## start DATASET CONTENT
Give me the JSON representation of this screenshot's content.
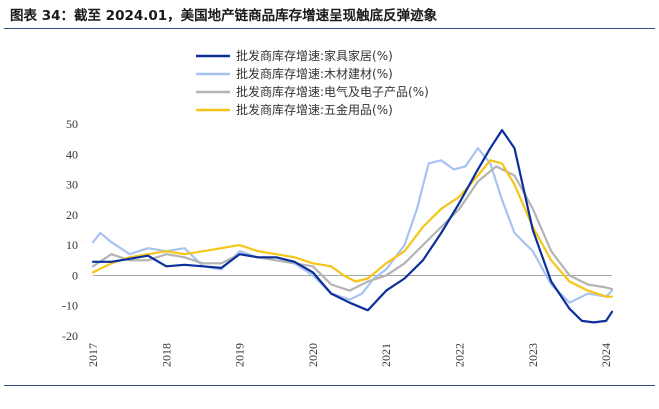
{
  "title": "图表 34：截至 2024.01，美国地产链商品库存增速呈现触底反弹迹象",
  "colors": {
    "rule": "#2f4f86"
  },
  "chart_data": {
    "type": "line",
    "title": "图表 34：截至 2024.01，美国地产链商品库存增速呈现触底反弹迹象",
    "xlabel": "",
    "ylabel": "",
    "ylim": [
      -20,
      50
    ],
    "yticks": [
      -20,
      -10,
      0,
      10,
      20,
      30,
      40,
      50
    ],
    "xlim": [
      2017,
      2024.08
    ],
    "xticks": [
      "2017",
      "2018",
      "2019",
      "2020",
      "2021",
      "2022",
      "2023",
      "2024"
    ],
    "legend_position": "top-center",
    "series": [
      {
        "name": "批发商库存增速:家具家居(%)",
        "color": "#0d2f9c",
        "x": [
          2017.0,
          2017.25,
          2017.5,
          2017.75,
          2018.0,
          2018.25,
          2018.5,
          2018.75,
          2019.0,
          2019.25,
          2019.5,
          2019.75,
          2020.0,
          2020.25,
          2020.5,
          2020.75,
          2021.0,
          2021.25,
          2021.5,
          2021.75,
          2022.0,
          2022.25,
          2022.42,
          2022.58,
          2022.75,
          2023.0,
          2023.25,
          2023.5,
          2023.67,
          2023.83,
          2024.0,
          2024.08
        ],
        "y": [
          4.5,
          4.5,
          5.5,
          6.5,
          3,
          3.5,
          3,
          2.5,
          7,
          6,
          6,
          4.5,
          1,
          -6,
          -9,
          -11.5,
          -5,
          -1,
          5,
          14,
          24,
          35,
          42,
          48,
          42,
          15,
          -2,
          -11,
          -15,
          -15.5,
          -15,
          -12
        ]
      },
      {
        "name": "批发商库存增速:木材建材(%)",
        "color": "#a8c3ef",
        "x": [
          2017.0,
          2017.1,
          2017.25,
          2017.5,
          2017.75,
          2018.0,
          2018.25,
          2018.5,
          2018.75,
          2019.0,
          2019.25,
          2019.5,
          2019.75,
          2020.0,
          2020.25,
          2020.5,
          2020.67,
          2020.83,
          2021.0,
          2021.25,
          2021.42,
          2021.58,
          2021.75,
          2021.92,
          2022.08,
          2022.25,
          2022.42,
          2022.58,
          2022.75,
          2023.0,
          2023.25,
          2023.5,
          2023.75,
          2024.0,
          2024.08
        ],
        "y": [
          11,
          14,
          11,
          7,
          9,
          8,
          9,
          3,
          2,
          8,
          6,
          5,
          4,
          0,
          -6,
          -8,
          -6,
          -1,
          2,
          10,
          22,
          37,
          38,
          35,
          36,
          42,
          37,
          25,
          14,
          8,
          -3,
          -9,
          -6,
          -7,
          -5
        ]
      },
      {
        "name": "批发商库存增速:电气及电子产品(%)",
        "color": "#b4b4b4",
        "x": [
          2017.0,
          2017.25,
          2017.5,
          2017.75,
          2018.0,
          2018.25,
          2018.5,
          2018.75,
          2019.0,
          2019.25,
          2019.5,
          2019.75,
          2020.0,
          2020.25,
          2020.5,
          2020.75,
          2021.0,
          2021.25,
          2021.5,
          2021.75,
          2022.0,
          2022.25,
          2022.5,
          2022.75,
          2023.0,
          2023.25,
          2023.5,
          2023.75,
          2024.0,
          2024.08
        ],
        "y": [
          3,
          7,
          5,
          5,
          7,
          6,
          4,
          4,
          7,
          6,
          5,
          4,
          3,
          -3,
          -5,
          -2,
          0,
          4,
          10,
          16,
          22,
          31,
          36,
          33,
          22,
          8,
          0,
          -3,
          -4,
          -4.5
        ]
      },
      {
        "name": "批发商库存增速:五金用品(%)",
        "color": "#f5c518",
        "x": [
          2017.0,
          2017.25,
          2017.5,
          2017.75,
          2018.0,
          2018.25,
          2018.5,
          2018.75,
          2019.0,
          2019.25,
          2019.5,
          2019.75,
          2020.0,
          2020.25,
          2020.42,
          2020.58,
          2020.75,
          2021.0,
          2021.25,
          2021.5,
          2021.75,
          2022.0,
          2022.25,
          2022.42,
          2022.58,
          2022.75,
          2023.0,
          2023.25,
          2023.5,
          2023.75,
          2024.0,
          2024.08
        ],
        "y": [
          1,
          4,
          6,
          7,
          8,
          7,
          8,
          9,
          10,
          8,
          7,
          6,
          4,
          3,
          0,
          -2,
          -1,
          4,
          8,
          16,
          22,
          26,
          33,
          38,
          37,
          30,
          16,
          5,
          -2,
          -5,
          -7,
          -7
        ]
      }
    ]
  }
}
## end DATASET CONTENT
Repeat every record above exactly, but leave out any pictures.

Give me the JSON representation of this screenshot's content.
{
  "title": "图表 34：截至 2024.01，美国地产链商品库存增速呈现触底反弹迹象",
  "colors": {
    "rule": "#2f4f86"
  },
  "chart_data": {
    "type": "line",
    "title": "图表 34：截至 2024.01，美国地产链商品库存增速呈现触底反弹迹象",
    "xlabel": "",
    "ylabel": "",
    "ylim": [
      -20,
      50
    ],
    "yticks": [
      -20,
      -10,
      0,
      10,
      20,
      30,
      40,
      50
    ],
    "xlim": [
      2017,
      2024.08
    ],
    "xticks": [
      "2017",
      "2018",
      "2019",
      "2020",
      "2021",
      "2022",
      "2023",
      "2024"
    ],
    "legend_position": "top-center",
    "series": [
      {
        "name": "批发商库存增速:家具家居(%)",
        "color": "#0d2f9c",
        "x": [
          2017.0,
          2017.25,
          2017.5,
          2017.75,
          2018.0,
          2018.25,
          2018.5,
          2018.75,
          2019.0,
          2019.25,
          2019.5,
          2019.75,
          2020.0,
          2020.25,
          2020.5,
          2020.75,
          2021.0,
          2021.25,
          2021.5,
          2021.75,
          2022.0,
          2022.25,
          2022.42,
          2022.58,
          2022.75,
          2023.0,
          2023.25,
          2023.5,
          2023.67,
          2023.83,
          2024.0,
          2024.08
        ],
        "y": [
          4.5,
          4.5,
          5.5,
          6.5,
          3,
          3.5,
          3,
          2.5,
          7,
          6,
          6,
          4.5,
          1,
          -6,
          -9,
          -11.5,
          -5,
          -1,
          5,
          14,
          24,
          35,
          42,
          48,
          42,
          15,
          -2,
          -11,
          -15,
          -15.5,
          -15,
          -12
        ]
      },
      {
        "name": "批发商库存增速:木材建材(%)",
        "color": "#a8c3ef",
        "x": [
          2017.0,
          2017.1,
          2017.25,
          2017.5,
          2017.75,
          2018.0,
          2018.25,
          2018.5,
          2018.75,
          2019.0,
          2019.25,
          2019.5,
          2019.75,
          2020.0,
          2020.25,
          2020.5,
          2020.67,
          2020.83,
          2021.0,
          2021.25,
          2021.42,
          2021.58,
          2021.75,
          2021.92,
          2022.08,
          2022.25,
          2022.42,
          2022.58,
          2022.75,
          2023.0,
          2023.25,
          2023.5,
          2023.75,
          2024.0,
          2024.08
        ],
        "y": [
          11,
          14,
          11,
          7,
          9,
          8,
          9,
          3,
          2,
          8,
          6,
          5,
          4,
          0,
          -6,
          -8,
          -6,
          -1,
          2,
          10,
          22,
          37,
          38,
          35,
          36,
          42,
          37,
          25,
          14,
          8,
          -3,
          -9,
          -6,
          -7,
          -5
        ]
      },
      {
        "name": "批发商库存增速:电气及电子产品(%)",
        "color": "#b4b4b4",
        "x": [
          2017.0,
          2017.25,
          2017.5,
          2017.75,
          2018.0,
          2018.25,
          2018.5,
          2018.75,
          2019.0,
          2019.25,
          2019.5,
          2019.75,
          2020.0,
          2020.25,
          2020.5,
          2020.75,
          2021.0,
          2021.25,
          2021.5,
          2021.75,
          2022.0,
          2022.25,
          2022.5,
          2022.75,
          2023.0,
          2023.25,
          2023.5,
          2023.75,
          2024.0,
          2024.08
        ],
        "y": [
          3,
          7,
          5,
          5,
          7,
          6,
          4,
          4,
          7,
          6,
          5,
          4,
          3,
          -3,
          -5,
          -2,
          0,
          4,
          10,
          16,
          22,
          31,
          36,
          33,
          22,
          8,
          0,
          -3,
          -4,
          -4.5
        ]
      },
      {
        "name": "批发商库存增速:五金用品(%)",
        "color": "#f5c518",
        "x": [
          2017.0,
          2017.25,
          2017.5,
          2017.75,
          2018.0,
          2018.25,
          2018.5,
          2018.75,
          2019.0,
          2019.25,
          2019.5,
          2019.75,
          2020.0,
          2020.25,
          2020.42,
          2020.58,
          2020.75,
          2021.0,
          2021.25,
          2021.5,
          2021.75,
          2022.0,
          2022.25,
          2022.42,
          2022.58,
          2022.75,
          2023.0,
          2023.25,
          2023.5,
          2023.75,
          2024.0,
          2024.08
        ],
        "y": [
          1,
          4,
          6,
          7,
          8,
          7,
          8,
          9,
          10,
          8,
          7,
          6,
          4,
          3,
          0,
          -2,
          -1,
          4,
          8,
          16,
          22,
          26,
          33,
          38,
          37,
          30,
          16,
          5,
          -2,
          -5,
          -7,
          -7
        ]
      }
    ]
  }
}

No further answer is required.